*Given problem*:
All the data should be repeated exactly. Any image in it is left out.

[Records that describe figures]
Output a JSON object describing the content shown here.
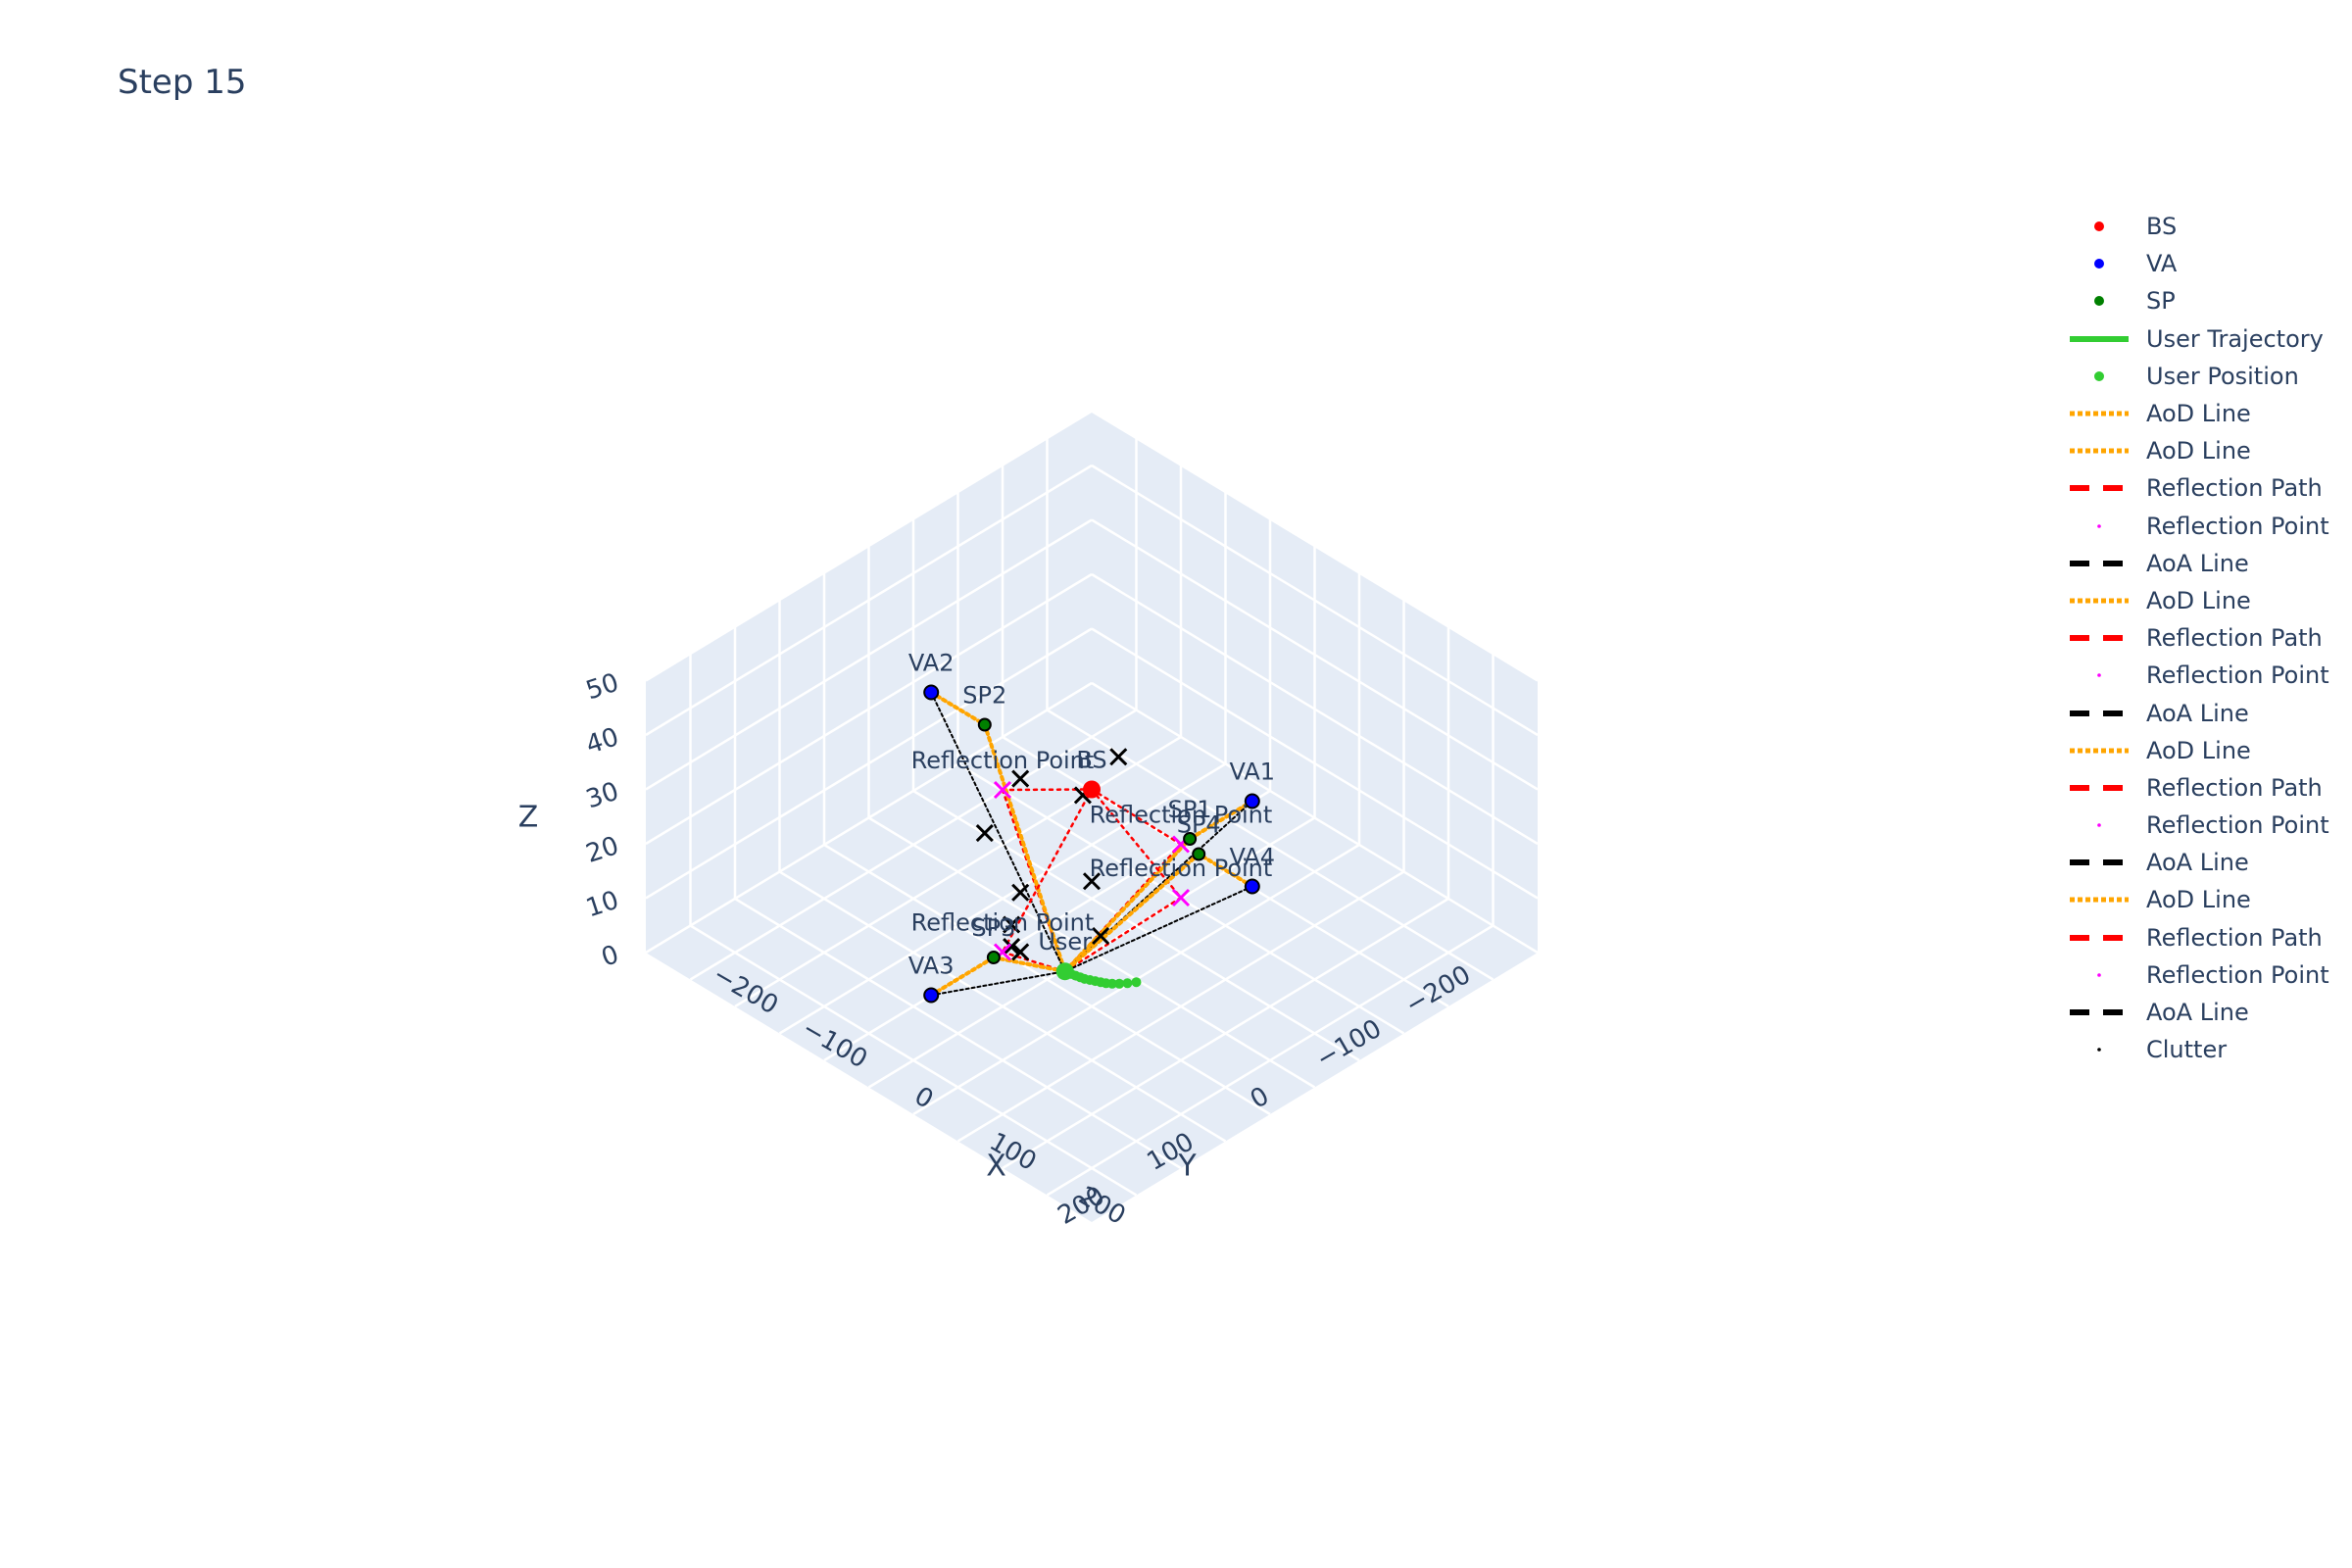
{
  "title": "Step 15",
  "chart_data": {
    "type": "scatter3d",
    "title": "Step 15",
    "axes": {
      "x": {
        "label": "X",
        "range": [
          -250,
          250
        ],
        "ticks": [
          -200,
          -100,
          0,
          100,
          200
        ]
      },
      "y": {
        "label": "Y",
        "range": [
          -250,
          250
        ],
        "ticks": [
          -200,
          -100,
          0,
          100,
          200
        ]
      },
      "z": {
        "label": "Z",
        "range": [
          0,
          50
        ],
        "ticks": [
          0,
          10,
          20,
          30,
          40,
          50
        ]
      }
    },
    "tick_text": {
      "x": [
        "−200",
        "−100",
        "0",
        "100",
        "200"
      ],
      "y": [
        "−200",
        "−100",
        "0",
        "100",
        "200"
      ],
      "z": [
        "0",
        "10",
        "20",
        "30",
        "40",
        "50"
      ]
    },
    "bs": {
      "label": "BS",
      "pos": [
        0,
        0,
        30
      ]
    },
    "virtual_anchors": [
      {
        "label": "VA1",
        "pos": [
          0,
          -180,
          10
        ]
      },
      {
        "label": "VA2",
        "pos": [
          -180,
          0,
          30
        ]
      },
      {
        "label": "VA3",
        "pos": [
          0,
          180,
          10
        ]
      },
      {
        "label": "VA4",
        "pos": [
          180,
          0,
          30
        ]
      }
    ],
    "scattering_points": [
      {
        "label": "SP1",
        "pos": [
          0,
          -110,
          10
        ]
      },
      {
        "label": "SP2",
        "pos": [
          -120,
          0,
          30
        ]
      },
      {
        "label": "SP3",
        "pos": [
          0,
          110,
          10
        ]
      },
      {
        "label": "SP4",
        "pos": [
          120,
          0,
          30
        ]
      }
    ],
    "user": {
      "label": "User",
      "pos": [
        10,
        40,
        1.5
      ]
    },
    "user_trajectory": [
      [
        60,
        10,
        1.5
      ],
      [
        56,
        16,
        1.5
      ],
      [
        52,
        21,
        1.5
      ],
      [
        48,
        25,
        1.5
      ],
      [
        44,
        28,
        1.5
      ],
      [
        40,
        30,
        1.5
      ],
      [
        36,
        32,
        1.5
      ],
      [
        32,
        34,
        1.5
      ],
      [
        28,
        36,
        1.5
      ],
      [
        24,
        37,
        1.5
      ],
      [
        20,
        38,
        1.5
      ],
      [
        16,
        39,
        1.5
      ],
      [
        13,
        40,
        1.5
      ],
      [
        10,
        40,
        1.5
      ]
    ],
    "reflection_points": [
      {
        "label": "Reflection Point",
        "pos": [
          0,
          -100,
          10
        ]
      },
      {
        "label": "Reflection Point",
        "pos": [
          -100,
          0,
          20
        ]
      },
      {
        "label": "Reflection Point",
        "pos": [
          0,
          100,
          10
        ]
      },
      {
        "label": "Reflection Point",
        "pos": [
          100,
          0,
          20
        ]
      }
    ],
    "clutter": [
      [
        30,
        120,
        20
      ],
      [
        -20,
        60,
        15
      ],
      [
        40,
        30,
        10
      ],
      [
        -60,
        20,
        28
      ],
      [
        10,
        -20,
        35
      ],
      [
        -10,
        80,
        8
      ],
      [
        60,
        60,
        25
      ],
      [
        -40,
        -30,
        22
      ],
      [
        20,
        100,
        12
      ],
      [
        -80,
        40,
        18
      ]
    ],
    "colors": {
      "bs": "#ff0000",
      "va": "#0000ff",
      "sp": "#008000",
      "trajectory": "#32cd32",
      "aod": "#ffa500",
      "reflection": "#ff0000",
      "reflection_point": "#ff00ff",
      "aoa": "#000000",
      "clutter": "#000000",
      "scene_bg": "#e5ecf6",
      "grid": "#ffffff",
      "text": "#2a3f5f"
    },
    "legend": {
      "position": "top-right",
      "items": [
        {
          "label": "BS",
          "kind": "marker",
          "color": "#ff0000"
        },
        {
          "label": "VA",
          "kind": "marker",
          "color": "#0000ff"
        },
        {
          "label": "SP",
          "kind": "marker",
          "color": "#008000"
        },
        {
          "label": "User Trajectory",
          "kind": "line",
          "color": "#32cd32"
        },
        {
          "label": "User Position",
          "kind": "marker",
          "color": "#32cd32"
        },
        {
          "label": "AoD Line",
          "kind": "dot",
          "color": "#ffa500"
        },
        {
          "label": "AoD Line",
          "kind": "dot",
          "color": "#ffa500"
        },
        {
          "label": "Reflection Path",
          "kind": "dash",
          "color": "#ff0000"
        },
        {
          "label": "Reflection Point",
          "kind": "tiny",
          "color": "#ff00ff"
        },
        {
          "label": "AoA Line",
          "kind": "dash",
          "color": "#000000"
        },
        {
          "label": "AoD Line",
          "kind": "dot",
          "color": "#ffa500"
        },
        {
          "label": "Reflection Path",
          "kind": "dash",
          "color": "#ff0000"
        },
        {
          "label": "Reflection Point",
          "kind": "tiny",
          "color": "#ff00ff"
        },
        {
          "label": "AoA Line",
          "kind": "dash",
          "color": "#000000"
        },
        {
          "label": "AoD Line",
          "kind": "dot",
          "color": "#ffa500"
        },
        {
          "label": "Reflection Path",
          "kind": "dash",
          "color": "#ff0000"
        },
        {
          "label": "Reflection Point",
          "kind": "tiny",
          "color": "#ff00ff"
        },
        {
          "label": "AoA Line",
          "kind": "dash",
          "color": "#000000"
        },
        {
          "label": "AoD Line",
          "kind": "dot",
          "color": "#ffa500"
        },
        {
          "label": "Reflection Path",
          "kind": "dash",
          "color": "#ff0000"
        },
        {
          "label": "Reflection Point",
          "kind": "tiny",
          "color": "#ff00ff"
        },
        {
          "label": "AoA Line",
          "kind": "dash",
          "color": "#000000"
        },
        {
          "label": "Clutter",
          "kind": "tiny",
          "color": "#000000"
        }
      ]
    }
  }
}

*Output for this exercise*:
Output a JSON object describing the content shown here.
{
  "title": "Step 15",
  "chart_data": {
    "type": "scatter3d",
    "title": "Step 15",
    "axes": {
      "x": {
        "label": "X",
        "range": [
          -250,
          250
        ],
        "ticks": [
          -200,
          -100,
          0,
          100,
          200
        ]
      },
      "y": {
        "label": "Y",
        "range": [
          -250,
          250
        ],
        "ticks": [
          -200,
          -100,
          0,
          100,
          200
        ]
      },
      "z": {
        "label": "Z",
        "range": [
          0,
          50
        ],
        "ticks": [
          0,
          10,
          20,
          30,
          40,
          50
        ]
      }
    },
    "tick_text": {
      "x": [
        "−200",
        "−100",
        "0",
        "100",
        "200"
      ],
      "y": [
        "−200",
        "−100",
        "0",
        "100",
        "200"
      ],
      "z": [
        "0",
        "10",
        "20",
        "30",
        "40",
        "50"
      ]
    },
    "bs": {
      "label": "BS",
      "pos": [
        0,
        0,
        30
      ]
    },
    "virtual_anchors": [
      {
        "label": "VA1",
        "pos": [
          0,
          -180,
          10
        ]
      },
      {
        "label": "VA2",
        "pos": [
          -180,
          0,
          30
        ]
      },
      {
        "label": "VA3",
        "pos": [
          0,
          180,
          10
        ]
      },
      {
        "label": "VA4",
        "pos": [
          180,
          0,
          30
        ]
      }
    ],
    "scattering_points": [
      {
        "label": "SP1",
        "pos": [
          0,
          -110,
          10
        ]
      },
      {
        "label": "SP2",
        "pos": [
          -120,
          0,
          30
        ]
      },
      {
        "label": "SP3",
        "pos": [
          0,
          110,
          10
        ]
      },
      {
        "label": "SP4",
        "pos": [
          120,
          0,
          30
        ]
      }
    ],
    "user": {
      "label": "User",
      "pos": [
        10,
        40,
        1.5
      ]
    },
    "user_trajectory": [
      [
        60,
        10,
        1.5
      ],
      [
        56,
        16,
        1.5
      ],
      [
        52,
        21,
        1.5
      ],
      [
        48,
        25,
        1.5
      ],
      [
        44,
        28,
        1.5
      ],
      [
        40,
        30,
        1.5
      ],
      [
        36,
        32,
        1.5
      ],
      [
        32,
        34,
        1.5
      ],
      [
        28,
        36,
        1.5
      ],
      [
        24,
        37,
        1.5
      ],
      [
        20,
        38,
        1.5
      ],
      [
        16,
        39,
        1.5
      ],
      [
        13,
        40,
        1.5
      ],
      [
        10,
        40,
        1.5
      ]
    ],
    "reflection_points": [
      {
        "label": "Reflection Point",
        "pos": [
          0,
          -100,
          10
        ]
      },
      {
        "label": "Reflection Point",
        "pos": [
          -100,
          0,
          20
        ]
      },
      {
        "label": "Reflection Point",
        "pos": [
          0,
          100,
          10
        ]
      },
      {
        "label": "Reflection Point",
        "pos": [
          100,
          0,
          20
        ]
      }
    ],
    "clutter": [
      [
        30,
        120,
        20
      ],
      [
        -20,
        60,
        15
      ],
      [
        40,
        30,
        10
      ],
      [
        -60,
        20,
        28
      ],
      [
        10,
        -20,
        35
      ],
      [
        -10,
        80,
        8
      ],
      [
        60,
        60,
        25
      ],
      [
        -40,
        -30,
        22
      ],
      [
        20,
        100,
        12
      ],
      [
        -80,
        40,
        18
      ]
    ],
    "colors": {
      "bs": "#ff0000",
      "va": "#0000ff",
      "sp": "#008000",
      "trajectory": "#32cd32",
      "aod": "#ffa500",
      "reflection": "#ff0000",
      "reflection_point": "#ff00ff",
      "aoa": "#000000",
      "clutter": "#000000",
      "scene_bg": "#e5ecf6",
      "grid": "#ffffff",
      "text": "#2a3f5f"
    },
    "legend": {
      "position": "top-right",
      "items": [
        {
          "label": "BS",
          "kind": "marker",
          "color": "#ff0000"
        },
        {
          "label": "VA",
          "kind": "marker",
          "color": "#0000ff"
        },
        {
          "label": "SP",
          "kind": "marker",
          "color": "#008000"
        },
        {
          "label": "User Trajectory",
          "kind": "line",
          "color": "#32cd32"
        },
        {
          "label": "User Position",
          "kind": "marker",
          "color": "#32cd32"
        },
        {
          "label": "AoD Line",
          "kind": "dot",
          "color": "#ffa500"
        },
        {
          "label": "AoD Line",
          "kind": "dot",
          "color": "#ffa500"
        },
        {
          "label": "Reflection Path",
          "kind": "dash",
          "color": "#ff0000"
        },
        {
          "label": "Reflection Point",
          "kind": "tiny",
          "color": "#ff00ff"
        },
        {
          "label": "AoA Line",
          "kind": "dash",
          "color": "#000000"
        },
        {
          "label": "AoD Line",
          "kind": "dot",
          "color": "#ffa500"
        },
        {
          "label": "Reflection Path",
          "kind": "dash",
          "color": "#ff0000"
        },
        {
          "label": "Reflection Point",
          "kind": "tiny",
          "color": "#ff00ff"
        },
        {
          "label": "AoA Line",
          "kind": "dash",
          "color": "#000000"
        },
        {
          "label": "AoD Line",
          "kind": "dot",
          "color": "#ffa500"
        },
        {
          "label": "Reflection Path",
          "kind": "dash",
          "color": "#ff0000"
        },
        {
          "label": "Reflection Point",
          "kind": "tiny",
          "color": "#ff00ff"
        },
        {
          "label": "AoA Line",
          "kind": "dash",
          "color": "#000000"
        },
        {
          "label": "AoD Line",
          "kind": "dot",
          "color": "#ffa500"
        },
        {
          "label": "Reflection Path",
          "kind": "dash",
          "color": "#ff0000"
        },
        {
          "label": "Reflection Point",
          "kind": "tiny",
          "color": "#ff00ff"
        },
        {
          "label": "AoA Line",
          "kind": "dash",
          "color": "#000000"
        },
        {
          "label": "Clutter",
          "kind": "tiny",
          "color": "#000000"
        }
      ]
    }
  }
}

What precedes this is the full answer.